Records follow. Select each line holding "title".

Figure contents as structured data

>>

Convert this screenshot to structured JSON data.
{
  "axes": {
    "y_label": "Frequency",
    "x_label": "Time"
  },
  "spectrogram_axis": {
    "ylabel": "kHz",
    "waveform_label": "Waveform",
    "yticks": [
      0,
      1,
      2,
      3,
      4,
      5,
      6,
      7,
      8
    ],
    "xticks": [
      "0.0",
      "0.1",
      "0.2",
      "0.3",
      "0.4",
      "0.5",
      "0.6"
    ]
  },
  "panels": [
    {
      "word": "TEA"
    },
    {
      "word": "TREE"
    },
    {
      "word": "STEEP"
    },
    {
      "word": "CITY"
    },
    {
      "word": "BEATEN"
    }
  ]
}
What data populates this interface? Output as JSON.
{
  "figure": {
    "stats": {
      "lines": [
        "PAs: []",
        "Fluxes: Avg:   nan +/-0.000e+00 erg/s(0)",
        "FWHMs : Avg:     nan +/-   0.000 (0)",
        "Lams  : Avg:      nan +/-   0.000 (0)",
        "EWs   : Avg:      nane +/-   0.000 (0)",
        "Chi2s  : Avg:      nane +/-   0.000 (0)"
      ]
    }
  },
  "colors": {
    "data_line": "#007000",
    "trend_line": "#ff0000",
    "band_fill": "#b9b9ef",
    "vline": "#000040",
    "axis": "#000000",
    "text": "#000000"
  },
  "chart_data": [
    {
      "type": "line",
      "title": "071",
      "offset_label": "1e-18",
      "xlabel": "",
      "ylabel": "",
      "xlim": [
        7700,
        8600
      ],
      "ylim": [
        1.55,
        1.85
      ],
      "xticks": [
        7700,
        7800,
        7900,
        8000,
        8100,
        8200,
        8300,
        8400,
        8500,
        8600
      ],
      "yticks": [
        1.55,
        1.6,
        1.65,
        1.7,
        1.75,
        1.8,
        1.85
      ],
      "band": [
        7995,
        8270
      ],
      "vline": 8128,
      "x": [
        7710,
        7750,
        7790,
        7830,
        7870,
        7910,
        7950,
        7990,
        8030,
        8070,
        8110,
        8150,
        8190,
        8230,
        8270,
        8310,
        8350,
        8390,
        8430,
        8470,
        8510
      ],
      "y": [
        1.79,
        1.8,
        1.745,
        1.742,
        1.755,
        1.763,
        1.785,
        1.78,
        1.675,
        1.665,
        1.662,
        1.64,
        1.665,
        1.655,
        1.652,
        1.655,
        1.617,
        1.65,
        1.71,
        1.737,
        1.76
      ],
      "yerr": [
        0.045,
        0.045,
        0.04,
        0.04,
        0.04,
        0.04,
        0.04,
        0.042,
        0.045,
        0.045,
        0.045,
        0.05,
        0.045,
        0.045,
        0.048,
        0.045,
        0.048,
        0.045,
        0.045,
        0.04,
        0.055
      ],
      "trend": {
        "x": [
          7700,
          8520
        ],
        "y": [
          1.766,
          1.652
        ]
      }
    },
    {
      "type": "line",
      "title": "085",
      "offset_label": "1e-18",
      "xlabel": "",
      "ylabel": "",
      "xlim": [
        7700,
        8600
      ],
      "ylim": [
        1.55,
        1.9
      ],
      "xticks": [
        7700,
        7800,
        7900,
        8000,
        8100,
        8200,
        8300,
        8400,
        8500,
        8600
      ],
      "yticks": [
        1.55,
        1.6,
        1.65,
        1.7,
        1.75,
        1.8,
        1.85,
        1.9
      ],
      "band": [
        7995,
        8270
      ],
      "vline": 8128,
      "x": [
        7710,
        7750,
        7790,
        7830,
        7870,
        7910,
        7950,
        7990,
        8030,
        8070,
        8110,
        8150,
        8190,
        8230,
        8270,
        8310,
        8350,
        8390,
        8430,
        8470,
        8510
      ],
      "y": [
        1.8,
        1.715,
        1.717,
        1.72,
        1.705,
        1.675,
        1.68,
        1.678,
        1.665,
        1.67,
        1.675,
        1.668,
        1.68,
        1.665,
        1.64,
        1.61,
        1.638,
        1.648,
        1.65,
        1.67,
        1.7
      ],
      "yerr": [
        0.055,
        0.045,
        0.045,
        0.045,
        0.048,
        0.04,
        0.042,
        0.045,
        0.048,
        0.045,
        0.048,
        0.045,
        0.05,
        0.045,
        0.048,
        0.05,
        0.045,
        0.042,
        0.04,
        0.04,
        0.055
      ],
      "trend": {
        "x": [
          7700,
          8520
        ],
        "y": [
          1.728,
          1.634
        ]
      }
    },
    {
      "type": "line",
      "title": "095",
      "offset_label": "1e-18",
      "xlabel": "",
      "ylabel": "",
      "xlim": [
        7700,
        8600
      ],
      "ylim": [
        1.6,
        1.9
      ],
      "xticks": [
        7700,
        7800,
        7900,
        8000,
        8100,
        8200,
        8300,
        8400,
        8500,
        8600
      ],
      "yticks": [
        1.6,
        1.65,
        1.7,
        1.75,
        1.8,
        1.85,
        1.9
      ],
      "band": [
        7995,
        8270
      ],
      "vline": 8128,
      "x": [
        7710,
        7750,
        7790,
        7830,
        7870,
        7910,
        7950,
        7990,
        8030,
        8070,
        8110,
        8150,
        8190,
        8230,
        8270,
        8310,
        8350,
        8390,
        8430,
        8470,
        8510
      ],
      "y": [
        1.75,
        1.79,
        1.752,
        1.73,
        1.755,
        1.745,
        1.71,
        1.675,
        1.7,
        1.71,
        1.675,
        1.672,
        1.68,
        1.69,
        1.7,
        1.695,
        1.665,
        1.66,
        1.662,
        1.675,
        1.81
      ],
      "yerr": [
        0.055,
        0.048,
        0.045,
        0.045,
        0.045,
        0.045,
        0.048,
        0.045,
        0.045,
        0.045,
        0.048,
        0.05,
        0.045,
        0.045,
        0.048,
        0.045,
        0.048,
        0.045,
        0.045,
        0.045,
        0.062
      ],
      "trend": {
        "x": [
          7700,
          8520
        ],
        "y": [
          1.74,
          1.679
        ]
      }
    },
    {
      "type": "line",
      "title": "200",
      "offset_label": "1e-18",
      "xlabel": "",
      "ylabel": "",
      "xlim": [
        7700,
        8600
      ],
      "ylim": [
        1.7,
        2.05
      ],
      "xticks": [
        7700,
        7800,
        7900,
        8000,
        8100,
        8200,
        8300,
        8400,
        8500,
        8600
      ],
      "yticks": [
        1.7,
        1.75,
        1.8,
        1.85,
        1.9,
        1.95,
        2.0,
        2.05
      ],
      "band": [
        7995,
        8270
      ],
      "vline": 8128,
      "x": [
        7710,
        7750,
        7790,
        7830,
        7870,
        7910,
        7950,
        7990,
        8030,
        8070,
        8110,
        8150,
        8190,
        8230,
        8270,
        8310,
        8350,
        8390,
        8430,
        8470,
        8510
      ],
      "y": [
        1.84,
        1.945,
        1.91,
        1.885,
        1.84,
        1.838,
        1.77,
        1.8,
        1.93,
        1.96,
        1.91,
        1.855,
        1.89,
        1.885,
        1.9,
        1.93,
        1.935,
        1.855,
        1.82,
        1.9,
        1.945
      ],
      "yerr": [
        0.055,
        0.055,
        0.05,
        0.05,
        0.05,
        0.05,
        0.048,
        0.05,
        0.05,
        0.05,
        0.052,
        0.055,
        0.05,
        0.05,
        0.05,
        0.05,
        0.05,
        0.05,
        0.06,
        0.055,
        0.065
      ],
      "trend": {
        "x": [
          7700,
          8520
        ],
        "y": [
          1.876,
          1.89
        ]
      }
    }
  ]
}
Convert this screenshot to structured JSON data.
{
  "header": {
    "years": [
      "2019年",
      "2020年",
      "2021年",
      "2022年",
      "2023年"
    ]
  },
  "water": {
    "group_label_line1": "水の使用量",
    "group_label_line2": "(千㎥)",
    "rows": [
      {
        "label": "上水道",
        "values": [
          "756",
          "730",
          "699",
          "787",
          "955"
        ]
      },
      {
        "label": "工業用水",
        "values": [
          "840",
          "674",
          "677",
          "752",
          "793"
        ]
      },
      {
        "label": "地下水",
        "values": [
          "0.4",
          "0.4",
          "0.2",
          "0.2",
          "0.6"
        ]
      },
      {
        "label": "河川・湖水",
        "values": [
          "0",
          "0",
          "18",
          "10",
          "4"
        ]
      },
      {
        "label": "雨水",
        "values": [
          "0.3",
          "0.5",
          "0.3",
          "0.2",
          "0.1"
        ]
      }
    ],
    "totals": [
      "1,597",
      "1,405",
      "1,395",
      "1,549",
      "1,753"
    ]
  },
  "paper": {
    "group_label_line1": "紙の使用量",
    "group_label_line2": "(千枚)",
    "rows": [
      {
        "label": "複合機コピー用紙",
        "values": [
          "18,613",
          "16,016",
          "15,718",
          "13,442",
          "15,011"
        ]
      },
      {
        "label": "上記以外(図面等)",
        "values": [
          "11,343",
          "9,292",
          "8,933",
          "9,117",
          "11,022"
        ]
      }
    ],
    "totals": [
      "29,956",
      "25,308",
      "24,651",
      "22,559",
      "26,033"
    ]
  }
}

<<

▸ **TASK SOLUTION**:
      "title": "071",
      "title": "085",
      "title": "095",
      "title": "200",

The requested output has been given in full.